RECORDS FOR THE EXERCISE -
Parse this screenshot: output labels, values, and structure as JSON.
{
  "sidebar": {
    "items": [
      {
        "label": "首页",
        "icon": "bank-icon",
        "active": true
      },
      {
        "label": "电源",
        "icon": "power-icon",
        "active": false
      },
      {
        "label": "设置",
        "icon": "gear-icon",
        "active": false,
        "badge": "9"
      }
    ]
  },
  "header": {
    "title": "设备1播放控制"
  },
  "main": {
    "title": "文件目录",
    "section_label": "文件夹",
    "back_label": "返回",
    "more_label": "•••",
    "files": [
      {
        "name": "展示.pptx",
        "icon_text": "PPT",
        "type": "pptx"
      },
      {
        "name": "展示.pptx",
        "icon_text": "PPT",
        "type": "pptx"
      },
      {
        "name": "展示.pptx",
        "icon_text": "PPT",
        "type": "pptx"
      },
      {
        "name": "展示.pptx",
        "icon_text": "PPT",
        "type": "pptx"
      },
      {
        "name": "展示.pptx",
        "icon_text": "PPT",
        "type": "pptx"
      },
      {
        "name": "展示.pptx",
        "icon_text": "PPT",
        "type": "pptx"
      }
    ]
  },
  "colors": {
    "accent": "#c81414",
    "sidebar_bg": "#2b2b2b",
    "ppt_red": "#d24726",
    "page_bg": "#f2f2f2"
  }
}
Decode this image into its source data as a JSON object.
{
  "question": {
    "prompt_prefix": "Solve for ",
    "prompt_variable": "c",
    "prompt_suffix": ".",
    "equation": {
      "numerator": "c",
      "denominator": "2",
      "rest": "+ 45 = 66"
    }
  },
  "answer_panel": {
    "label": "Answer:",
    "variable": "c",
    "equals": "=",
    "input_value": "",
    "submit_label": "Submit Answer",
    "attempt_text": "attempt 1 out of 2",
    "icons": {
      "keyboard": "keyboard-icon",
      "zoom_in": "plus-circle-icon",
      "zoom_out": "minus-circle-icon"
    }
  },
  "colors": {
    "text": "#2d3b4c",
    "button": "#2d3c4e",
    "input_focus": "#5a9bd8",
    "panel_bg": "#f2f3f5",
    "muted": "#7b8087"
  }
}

* * *

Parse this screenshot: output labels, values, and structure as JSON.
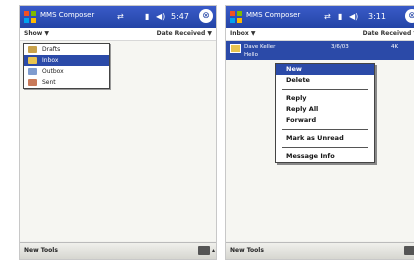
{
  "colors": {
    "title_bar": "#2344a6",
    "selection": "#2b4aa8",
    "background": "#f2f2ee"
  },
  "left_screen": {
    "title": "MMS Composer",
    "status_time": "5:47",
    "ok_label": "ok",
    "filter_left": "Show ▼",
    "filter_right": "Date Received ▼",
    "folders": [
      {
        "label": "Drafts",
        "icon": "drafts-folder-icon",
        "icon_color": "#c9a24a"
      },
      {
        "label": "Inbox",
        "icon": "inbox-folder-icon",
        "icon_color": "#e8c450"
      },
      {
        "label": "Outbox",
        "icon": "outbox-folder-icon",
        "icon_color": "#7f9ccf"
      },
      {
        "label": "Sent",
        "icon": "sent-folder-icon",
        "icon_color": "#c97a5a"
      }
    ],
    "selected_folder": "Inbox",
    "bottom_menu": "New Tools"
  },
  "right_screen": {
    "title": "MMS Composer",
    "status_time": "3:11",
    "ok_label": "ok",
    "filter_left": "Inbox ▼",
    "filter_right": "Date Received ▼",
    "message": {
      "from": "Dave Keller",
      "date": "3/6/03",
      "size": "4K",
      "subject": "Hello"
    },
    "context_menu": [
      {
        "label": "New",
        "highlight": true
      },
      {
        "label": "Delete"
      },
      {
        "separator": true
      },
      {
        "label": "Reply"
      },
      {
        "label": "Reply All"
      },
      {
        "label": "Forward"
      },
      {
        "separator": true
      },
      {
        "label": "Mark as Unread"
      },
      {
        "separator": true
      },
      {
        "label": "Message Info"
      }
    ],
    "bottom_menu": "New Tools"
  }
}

---

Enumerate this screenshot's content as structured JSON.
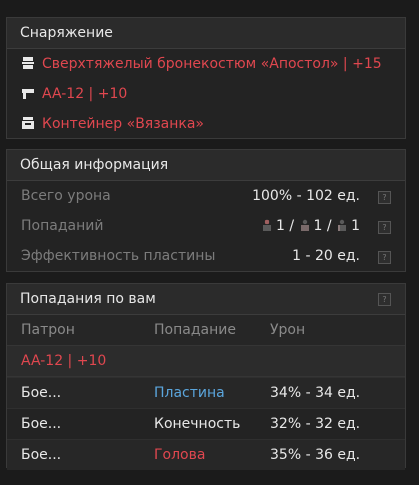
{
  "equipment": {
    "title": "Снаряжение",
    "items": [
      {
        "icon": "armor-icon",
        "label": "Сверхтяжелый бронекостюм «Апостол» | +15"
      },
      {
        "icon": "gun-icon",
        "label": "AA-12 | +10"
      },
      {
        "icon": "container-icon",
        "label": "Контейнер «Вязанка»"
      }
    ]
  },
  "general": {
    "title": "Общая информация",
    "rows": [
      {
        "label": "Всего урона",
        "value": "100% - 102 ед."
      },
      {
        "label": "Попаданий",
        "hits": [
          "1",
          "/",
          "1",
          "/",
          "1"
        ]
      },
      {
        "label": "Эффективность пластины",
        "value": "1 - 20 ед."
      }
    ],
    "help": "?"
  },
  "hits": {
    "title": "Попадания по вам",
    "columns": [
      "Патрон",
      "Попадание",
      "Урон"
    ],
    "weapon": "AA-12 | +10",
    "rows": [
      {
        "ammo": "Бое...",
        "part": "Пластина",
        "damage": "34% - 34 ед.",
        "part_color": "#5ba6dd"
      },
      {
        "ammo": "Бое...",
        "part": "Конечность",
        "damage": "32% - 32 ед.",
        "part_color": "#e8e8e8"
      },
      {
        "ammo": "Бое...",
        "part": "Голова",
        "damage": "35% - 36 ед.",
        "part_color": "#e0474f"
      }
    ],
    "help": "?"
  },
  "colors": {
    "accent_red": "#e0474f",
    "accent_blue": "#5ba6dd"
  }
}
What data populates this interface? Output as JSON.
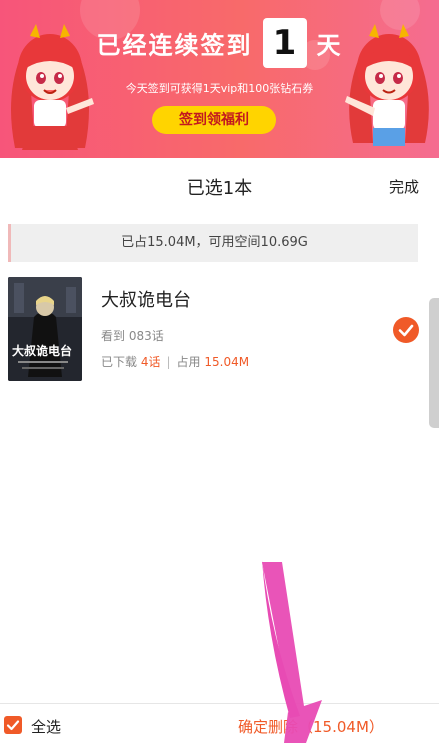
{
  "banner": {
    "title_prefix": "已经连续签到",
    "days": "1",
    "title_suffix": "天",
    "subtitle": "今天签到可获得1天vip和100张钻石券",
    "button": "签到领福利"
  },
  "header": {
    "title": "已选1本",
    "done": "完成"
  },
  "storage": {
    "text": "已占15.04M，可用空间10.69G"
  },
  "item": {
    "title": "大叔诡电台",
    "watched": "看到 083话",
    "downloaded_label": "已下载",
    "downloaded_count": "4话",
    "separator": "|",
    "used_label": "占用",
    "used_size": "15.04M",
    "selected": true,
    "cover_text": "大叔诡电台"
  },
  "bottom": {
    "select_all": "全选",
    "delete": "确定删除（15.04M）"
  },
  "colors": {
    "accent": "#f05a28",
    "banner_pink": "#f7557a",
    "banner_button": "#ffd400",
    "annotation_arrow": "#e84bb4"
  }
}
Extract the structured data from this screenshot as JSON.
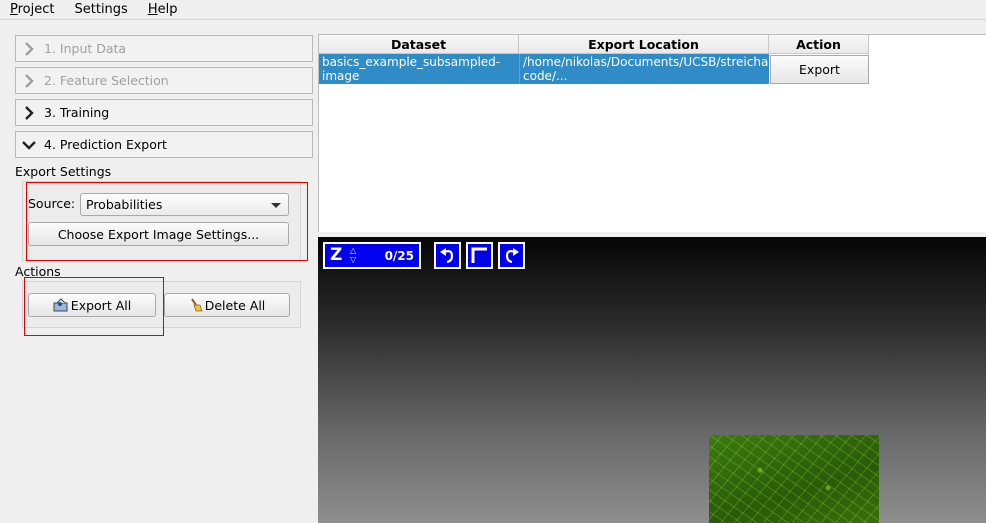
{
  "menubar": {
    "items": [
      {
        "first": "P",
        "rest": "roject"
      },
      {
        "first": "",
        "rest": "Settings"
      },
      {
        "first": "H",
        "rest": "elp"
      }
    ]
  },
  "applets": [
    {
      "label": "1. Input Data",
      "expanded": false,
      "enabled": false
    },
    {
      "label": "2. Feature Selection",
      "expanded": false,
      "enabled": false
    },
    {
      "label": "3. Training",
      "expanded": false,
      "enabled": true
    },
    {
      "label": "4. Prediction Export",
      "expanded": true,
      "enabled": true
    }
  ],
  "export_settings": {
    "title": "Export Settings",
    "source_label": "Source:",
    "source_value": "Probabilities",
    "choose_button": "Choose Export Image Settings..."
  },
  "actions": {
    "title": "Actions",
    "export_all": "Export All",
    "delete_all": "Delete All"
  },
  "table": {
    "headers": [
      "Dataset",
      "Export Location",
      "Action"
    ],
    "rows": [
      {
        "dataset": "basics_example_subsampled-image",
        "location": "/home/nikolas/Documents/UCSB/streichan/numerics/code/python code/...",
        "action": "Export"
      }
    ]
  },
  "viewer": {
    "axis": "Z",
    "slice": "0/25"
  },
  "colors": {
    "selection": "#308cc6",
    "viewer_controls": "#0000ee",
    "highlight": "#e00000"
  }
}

THE REQUEST -
Go through the listing above and pull out each line containing the word "structured".

WRITTEN ANSWER -
Enumerate this screenshot's content as structured JSON.
Extract the structured data from this screenshot as JSON.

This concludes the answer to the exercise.